+++ Page text

This is my mama back when she and dad were birding. Isn't she wonderful? I hope I take after her....dad gave me this photo last time we visited and I just love it.


Sunday, April 08, 2018

It's all a Scam


You know, that whole butter wouldn't melt in their beaks, cover of kindergartners' coloring books thing and all?

Yeah, that is fake news. Robins are the most combative, aggressive, battle-loving birds you can imagine. It's a wonder they don't wear kilts and clan tartan, so fiercely do they make war every day.

Right now it's time for them to work out who gets the best spots on the Northview Farm eaves, branches, porches etc. and they are going at it hammer and tongs...or should I say beaks and feathers?

I was standing in the driveway at just about dawn, trying to get a photo of a large bird in the distant hedgerow (crow, alas) when something brushed right past my leg with a whoop and a flutter. I mean they were THAT close!

Two male American Robins, so engrossed in fighting that they didn't even notice me. They went INSIDE the upturned lawn fertilizer spreader (!!!) to continue the fight. 

What a clatter. 

I could hear them in there right at my feet and wondered if I should tip it up so they could escape.

But no, after a few more curses and mutters they emerged, the victor spitting feathers and acting like he was all that and a bucket of rice.

I had to laugh.

Thursday, April 05, 2018

I took to the Hills


Friendly Golden-crowned Kinglet

I've been so impatient, all winter since the snow came, so darned eager to walk out on the hill.

I couldn't. Our roads drift in feet deep; my knees will have nothing to do with snowshoes, and I just couldn't.

Then came mud. Same story with the knees. I kept trying though....can I go down the driveway? Down to the heifer barn? Up to the orchard?

Well, some days I could and did, but not up on the hills. Even a few days ago the road was clogged with snow and ice, with mud and running water filling in between.

This morning dawned bitter cold with the aftermath of horrific wind flowing down the valley from the west. I had to virtually kick myself out the door, even though the sun was shining bright and the farm roads calling. I put on all my winter stuff and chanced it.

What joy! What delight!

Oh, it was cold for sure, but the Golden-crowned Kinglets I hoped to find came right out to see me and even allowed a photo. It felt so good to walk somewhere besides around the mall and house. I found that I still had most of the muscle I worked for last summer and could stride right up and over. Eventually I came to a snow drift I didn't want to chance and called it good, but what a morning!

++++++
+++ Data lines

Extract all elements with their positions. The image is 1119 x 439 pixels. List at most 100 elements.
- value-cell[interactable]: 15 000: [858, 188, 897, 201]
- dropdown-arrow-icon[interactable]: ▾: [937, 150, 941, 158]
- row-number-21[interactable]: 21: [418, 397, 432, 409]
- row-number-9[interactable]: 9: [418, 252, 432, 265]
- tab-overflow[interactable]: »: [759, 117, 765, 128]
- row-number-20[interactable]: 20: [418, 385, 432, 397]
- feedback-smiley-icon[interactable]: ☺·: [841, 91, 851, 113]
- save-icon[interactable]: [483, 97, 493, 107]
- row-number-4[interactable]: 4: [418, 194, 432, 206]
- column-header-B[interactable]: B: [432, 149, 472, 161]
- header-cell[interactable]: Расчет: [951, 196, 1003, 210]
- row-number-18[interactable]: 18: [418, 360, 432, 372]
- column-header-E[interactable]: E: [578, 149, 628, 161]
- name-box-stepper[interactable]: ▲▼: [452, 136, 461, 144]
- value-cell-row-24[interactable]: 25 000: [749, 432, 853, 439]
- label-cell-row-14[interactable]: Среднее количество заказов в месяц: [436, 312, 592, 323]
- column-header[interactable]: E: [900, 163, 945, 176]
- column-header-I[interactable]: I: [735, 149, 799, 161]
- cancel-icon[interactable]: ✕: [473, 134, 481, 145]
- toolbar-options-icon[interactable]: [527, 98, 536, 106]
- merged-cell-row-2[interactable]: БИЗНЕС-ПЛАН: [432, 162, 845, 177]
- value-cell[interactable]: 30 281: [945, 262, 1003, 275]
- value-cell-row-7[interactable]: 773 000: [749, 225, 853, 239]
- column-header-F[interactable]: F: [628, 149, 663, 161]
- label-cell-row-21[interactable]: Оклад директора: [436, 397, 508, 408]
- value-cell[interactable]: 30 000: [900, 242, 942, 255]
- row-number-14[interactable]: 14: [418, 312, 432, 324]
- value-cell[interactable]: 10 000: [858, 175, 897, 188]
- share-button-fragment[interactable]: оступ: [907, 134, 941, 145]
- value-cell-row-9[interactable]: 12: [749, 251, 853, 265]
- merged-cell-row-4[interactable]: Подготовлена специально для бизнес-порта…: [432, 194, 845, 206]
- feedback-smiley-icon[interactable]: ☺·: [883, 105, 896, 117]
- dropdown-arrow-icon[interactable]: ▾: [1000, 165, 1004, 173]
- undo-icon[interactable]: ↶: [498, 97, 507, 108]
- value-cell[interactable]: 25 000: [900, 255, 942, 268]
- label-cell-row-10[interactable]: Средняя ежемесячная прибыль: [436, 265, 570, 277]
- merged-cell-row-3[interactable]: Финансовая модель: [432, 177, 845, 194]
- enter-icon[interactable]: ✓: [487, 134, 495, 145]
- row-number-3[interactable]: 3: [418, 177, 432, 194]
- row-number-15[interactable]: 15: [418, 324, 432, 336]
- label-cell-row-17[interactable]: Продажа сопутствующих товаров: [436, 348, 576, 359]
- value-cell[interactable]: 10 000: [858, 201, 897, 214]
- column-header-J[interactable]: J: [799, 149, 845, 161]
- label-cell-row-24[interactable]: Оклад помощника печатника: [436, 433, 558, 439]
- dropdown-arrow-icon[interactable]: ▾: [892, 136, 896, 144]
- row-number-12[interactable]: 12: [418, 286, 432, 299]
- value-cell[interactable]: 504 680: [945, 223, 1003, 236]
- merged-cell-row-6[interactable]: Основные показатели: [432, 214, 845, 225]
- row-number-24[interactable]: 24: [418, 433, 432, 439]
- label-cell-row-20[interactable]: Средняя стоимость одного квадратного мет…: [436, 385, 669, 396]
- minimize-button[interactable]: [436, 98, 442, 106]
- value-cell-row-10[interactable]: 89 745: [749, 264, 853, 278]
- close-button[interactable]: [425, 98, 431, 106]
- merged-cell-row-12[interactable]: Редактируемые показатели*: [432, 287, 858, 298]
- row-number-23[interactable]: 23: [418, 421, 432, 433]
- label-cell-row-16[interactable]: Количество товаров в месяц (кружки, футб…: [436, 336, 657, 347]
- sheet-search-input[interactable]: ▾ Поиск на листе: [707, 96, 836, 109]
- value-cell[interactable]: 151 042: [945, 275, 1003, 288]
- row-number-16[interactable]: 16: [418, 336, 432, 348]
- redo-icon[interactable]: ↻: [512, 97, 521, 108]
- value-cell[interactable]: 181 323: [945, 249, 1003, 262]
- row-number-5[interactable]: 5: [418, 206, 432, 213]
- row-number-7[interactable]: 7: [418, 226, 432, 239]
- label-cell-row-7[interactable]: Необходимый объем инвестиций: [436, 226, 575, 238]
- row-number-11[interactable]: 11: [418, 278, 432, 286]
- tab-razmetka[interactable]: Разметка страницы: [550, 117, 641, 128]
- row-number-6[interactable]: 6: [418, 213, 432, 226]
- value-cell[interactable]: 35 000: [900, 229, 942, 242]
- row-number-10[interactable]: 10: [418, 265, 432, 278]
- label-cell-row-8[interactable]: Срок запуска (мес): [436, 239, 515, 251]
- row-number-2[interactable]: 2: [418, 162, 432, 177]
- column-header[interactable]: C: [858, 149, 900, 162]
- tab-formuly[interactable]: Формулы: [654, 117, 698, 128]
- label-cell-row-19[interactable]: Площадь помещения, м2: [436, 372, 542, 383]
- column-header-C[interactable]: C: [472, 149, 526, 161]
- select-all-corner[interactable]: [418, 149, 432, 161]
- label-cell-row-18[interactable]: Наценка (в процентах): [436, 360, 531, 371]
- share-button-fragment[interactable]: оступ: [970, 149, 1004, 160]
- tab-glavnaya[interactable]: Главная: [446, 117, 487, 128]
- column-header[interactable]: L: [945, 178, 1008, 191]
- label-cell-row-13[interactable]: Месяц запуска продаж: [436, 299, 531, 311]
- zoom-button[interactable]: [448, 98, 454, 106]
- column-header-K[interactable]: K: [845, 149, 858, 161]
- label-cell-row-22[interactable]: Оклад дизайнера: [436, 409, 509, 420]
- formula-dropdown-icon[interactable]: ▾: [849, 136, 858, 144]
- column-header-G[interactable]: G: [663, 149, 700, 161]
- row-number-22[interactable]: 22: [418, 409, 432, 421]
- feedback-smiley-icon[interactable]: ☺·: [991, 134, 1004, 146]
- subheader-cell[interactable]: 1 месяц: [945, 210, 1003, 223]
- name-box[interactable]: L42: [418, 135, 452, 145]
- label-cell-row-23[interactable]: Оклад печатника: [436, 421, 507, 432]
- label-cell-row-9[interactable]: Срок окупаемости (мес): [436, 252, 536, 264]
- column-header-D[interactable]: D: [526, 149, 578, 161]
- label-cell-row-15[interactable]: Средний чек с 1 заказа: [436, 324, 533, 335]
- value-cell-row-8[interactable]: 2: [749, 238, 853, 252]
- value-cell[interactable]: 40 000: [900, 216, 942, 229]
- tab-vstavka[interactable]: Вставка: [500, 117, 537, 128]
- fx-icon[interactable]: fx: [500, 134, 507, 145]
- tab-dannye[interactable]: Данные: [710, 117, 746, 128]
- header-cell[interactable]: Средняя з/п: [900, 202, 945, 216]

++++++
+++ Data lines

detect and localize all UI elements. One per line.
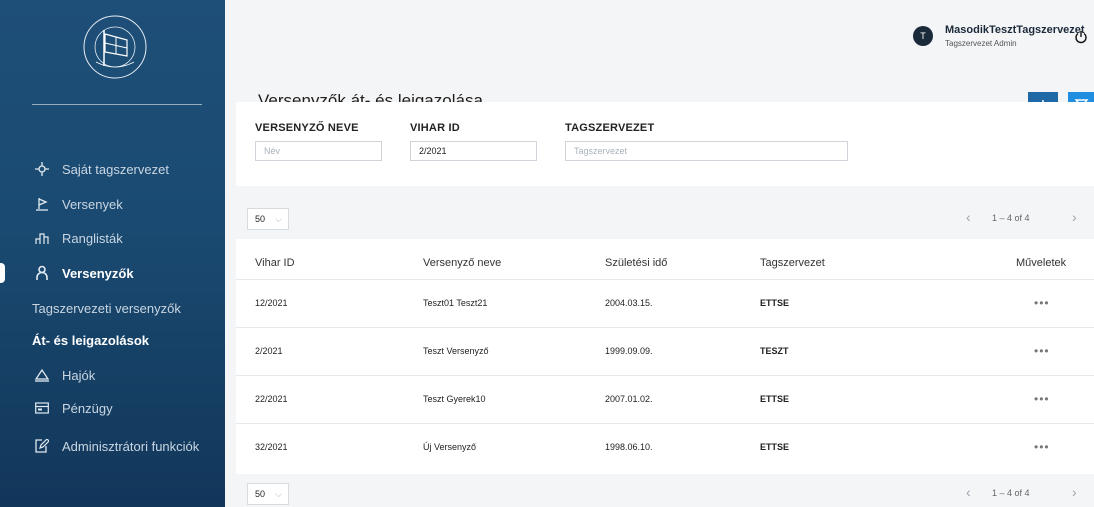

++++++

* **Requests**
[1] Summarize the blog text in two sentences.
[2] Decide whether each statement agrees with the blog text, answering yes or no and quoting the deciding words: (a) The writer tipped up the fertilizer spreader so the robins could get out. (b) The writer reached the hills on snowshoes during the winter. (c) The writer found that most of the muscle built the previous summer was still there.

* **Answers by task**
[1] In an entry dated April 8, 2018, the writer calls robins combative and describes two male American Robins fighting so close that they brushed past the writer's leg and carried the fight inside an upturned lawn fertilizer spreader before emerging. In an entry dated April 5, 2018, the writer, long kept off the hills by snow, mud and bad knees, finally walked out on a bitterly cold morning, found Golden-crowned Kinglets and turned back only at a snow drift.

[2]
(a) No: "But no, after a few more curses and mutters they emerged"
(b) No: "my knees will have nothing to do with snowshoes"
(c) Yes: "I found that I still had most of the muscle I worked for last summer"